▸ **PROBLEM STATEMENT**
Could you write out the records below exactly as they appear?

▸ **DATA SUPPLIED**
● ● ● ●

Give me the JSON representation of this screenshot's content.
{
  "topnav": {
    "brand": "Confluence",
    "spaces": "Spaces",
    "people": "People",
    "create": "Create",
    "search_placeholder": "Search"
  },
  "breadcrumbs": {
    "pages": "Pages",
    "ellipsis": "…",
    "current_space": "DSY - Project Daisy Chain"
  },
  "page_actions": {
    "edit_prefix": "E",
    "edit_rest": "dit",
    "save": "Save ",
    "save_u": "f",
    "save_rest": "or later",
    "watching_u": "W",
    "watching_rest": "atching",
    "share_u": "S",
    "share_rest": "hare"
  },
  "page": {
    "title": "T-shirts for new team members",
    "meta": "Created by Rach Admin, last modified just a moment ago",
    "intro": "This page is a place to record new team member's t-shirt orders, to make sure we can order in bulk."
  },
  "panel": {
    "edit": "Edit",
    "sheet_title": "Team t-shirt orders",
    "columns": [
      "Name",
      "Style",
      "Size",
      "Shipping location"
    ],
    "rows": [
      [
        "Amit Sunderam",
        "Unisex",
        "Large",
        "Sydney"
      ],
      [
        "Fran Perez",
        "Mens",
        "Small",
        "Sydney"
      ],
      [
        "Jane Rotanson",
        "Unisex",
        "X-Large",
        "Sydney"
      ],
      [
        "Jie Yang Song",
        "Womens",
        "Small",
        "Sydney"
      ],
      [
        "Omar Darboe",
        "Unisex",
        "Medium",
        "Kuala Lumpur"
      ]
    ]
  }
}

● ● ● ●

▸ **TASK RESPONSE**
Give me the JSON representation of this screenshot's content.
{
  "topnav": {
    "brand": "Confluence",
    "spaces": "Spaces",
    "people": "People",
    "create": "Create",
    "search_placeholder": "Search"
  },
  "breadcrumbs": {
    "pages": "Pages",
    "ellipsis": "…",
    "current_space": "DSY - Project Daisy Chain"
  },
  "page_actions": {
    "edit_prefix": "E",
    "edit_rest": "dit",
    "save": "Save ",
    "save_u": "f",
    "save_rest": "or later",
    "watching_u": "W",
    "watching_rest": "atching",
    "share_u": "S",
    "share_rest": "hare"
  },
  "page": {
    "title": "T-shirts for new team members",
    "meta": "Created by Rach Admin, last modified just a moment ago",
    "intro": "This page is a place to record new team member's t-shirt orders, to make sure we can order in bulk."
  },
  "panel": {
    "edit": "Edit",
    "sheet_title": "Team t-shirt orders",
    "columns": [
      "Name",
      "Style",
      "Size",
      "Shipping location"
    ],
    "rows": [
      [
        "Amit Sunderam",
        "Unisex",
        "Large",
        "Sydney"
      ],
      [
        "Fran Perez",
        "Mens",
        "Small",
        "Sydney"
      ],
      [
        "Jane Rotanson",
        "Unisex",
        "X-Large",
        "Sydney"
      ],
      [
        "Jie Yang Song",
        "Womens",
        "Small",
        "Sydney"
      ],
      [
        "Omar Darboe",
        "Unisex",
        "Medium",
        "Kuala Lumpur"
      ]
    ]
  }
}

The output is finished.